**EXERCISES**:
1. In the passage on ISIS in Lebanon, how many people did the car bomb in August kill?
2. Transcribe the passage on ISIS in Lebanon between "The first recent" and "least some of them.", inclusive.

The first recent bombing in Hezbollah territory happened in July 2013, wounding 50 people but causing no casualties. A car bomb quickly followed suit in August, killing 21 people. ISIS didn’t openly claim responsibility for either attack, but many in Lebanon believe the extremist group was behind them. The car bomb was claimed by a couple of little-known groups and generally blamed on Al Qaeda affiliates in Lebanon, which of course doesn’t exclude ISIS, an Al Qaeda offshoot. Then in January 2014, ISIS explicitly signed their name to a bombing in Beirut’s Hezbollah-dominated southern suburbs, this time killing four people. More suicide attacks in the area followed. While not all were claimed by ISIS, it seems likely that the group had a hand in at least some of them.

In Lebanon, many citizens burn the ISIS flag on social media to show their opposition to the group.

By the time I went to the northern Lebanese city of Tripoli, a historical flash point for sectarian violence, in September 2014 to report on rumors of the group’s presence there, it was clear that Lebanon’s ISIS problem was becoming chronic. A man selling flags at a memorabilia shop furtively held up the notorious black banner to show me. “People buy the Daesh flag,” he told me. “A lot of people support them, and their number will grow.” One of the men I interviewed for that story, a local sheikh who denied his ISIS affiliation at the time, would later end up in Roumieh as a known supporter.

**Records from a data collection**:
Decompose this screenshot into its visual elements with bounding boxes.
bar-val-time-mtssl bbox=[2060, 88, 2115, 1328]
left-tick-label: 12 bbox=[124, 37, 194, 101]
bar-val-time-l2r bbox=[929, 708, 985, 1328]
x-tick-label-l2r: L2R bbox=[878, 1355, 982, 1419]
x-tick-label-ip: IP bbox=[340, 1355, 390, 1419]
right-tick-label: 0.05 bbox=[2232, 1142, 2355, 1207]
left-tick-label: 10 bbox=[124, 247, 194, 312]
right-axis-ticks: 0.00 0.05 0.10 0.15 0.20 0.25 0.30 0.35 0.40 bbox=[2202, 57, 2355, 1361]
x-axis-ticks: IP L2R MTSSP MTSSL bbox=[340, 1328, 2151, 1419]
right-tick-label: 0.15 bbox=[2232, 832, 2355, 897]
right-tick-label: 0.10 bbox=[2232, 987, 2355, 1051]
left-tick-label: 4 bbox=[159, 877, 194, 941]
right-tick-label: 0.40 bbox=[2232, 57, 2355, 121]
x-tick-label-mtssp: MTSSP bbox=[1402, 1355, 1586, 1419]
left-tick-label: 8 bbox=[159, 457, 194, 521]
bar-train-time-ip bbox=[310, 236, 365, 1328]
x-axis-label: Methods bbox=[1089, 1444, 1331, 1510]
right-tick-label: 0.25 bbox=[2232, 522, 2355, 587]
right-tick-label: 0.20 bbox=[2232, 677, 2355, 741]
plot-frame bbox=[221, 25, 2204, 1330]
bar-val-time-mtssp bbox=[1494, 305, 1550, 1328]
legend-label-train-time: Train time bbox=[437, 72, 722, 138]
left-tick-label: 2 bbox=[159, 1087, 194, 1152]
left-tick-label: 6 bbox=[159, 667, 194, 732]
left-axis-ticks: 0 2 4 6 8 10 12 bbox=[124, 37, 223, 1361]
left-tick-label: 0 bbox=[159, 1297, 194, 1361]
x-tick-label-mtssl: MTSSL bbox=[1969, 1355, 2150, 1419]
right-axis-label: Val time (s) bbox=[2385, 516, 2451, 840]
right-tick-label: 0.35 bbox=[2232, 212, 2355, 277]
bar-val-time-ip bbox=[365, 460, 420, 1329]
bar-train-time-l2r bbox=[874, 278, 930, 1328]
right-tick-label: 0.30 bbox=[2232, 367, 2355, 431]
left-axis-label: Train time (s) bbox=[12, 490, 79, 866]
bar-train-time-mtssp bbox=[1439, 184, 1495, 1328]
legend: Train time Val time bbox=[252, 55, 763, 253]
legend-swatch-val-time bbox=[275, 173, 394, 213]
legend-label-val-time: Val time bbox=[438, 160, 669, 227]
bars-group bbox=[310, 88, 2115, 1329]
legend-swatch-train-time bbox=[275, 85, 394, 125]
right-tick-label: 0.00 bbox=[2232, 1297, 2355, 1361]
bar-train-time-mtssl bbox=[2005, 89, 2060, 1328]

**SOLUTIONS BY TASK**:
1. 21 people.

2.
The first recent bombing in Hezbollah territory happened in July 2013, wounding 50 people but causing no casualties. A car bomb quickly followed suit in August, killing 21 people. ISIS didn’t openly claim responsibility for either attack, but many in Lebanon believe the extremist group was behind them. The car bomb was claimed by a couple of little-known groups and generally blamed on Al Qaeda affiliates in Lebanon, which of course doesn’t exclude ISIS, an Al Qaeda offshoot. Then in January 2014, ISIS explicitly signed their name to a bombing in Beirut’s Hezbollah-dominated southern suburbs, this time killing four people. More suicide attacks in the area followed. While not all were claimed by ISIS, it seems likely that the group had a hand in at least some of them.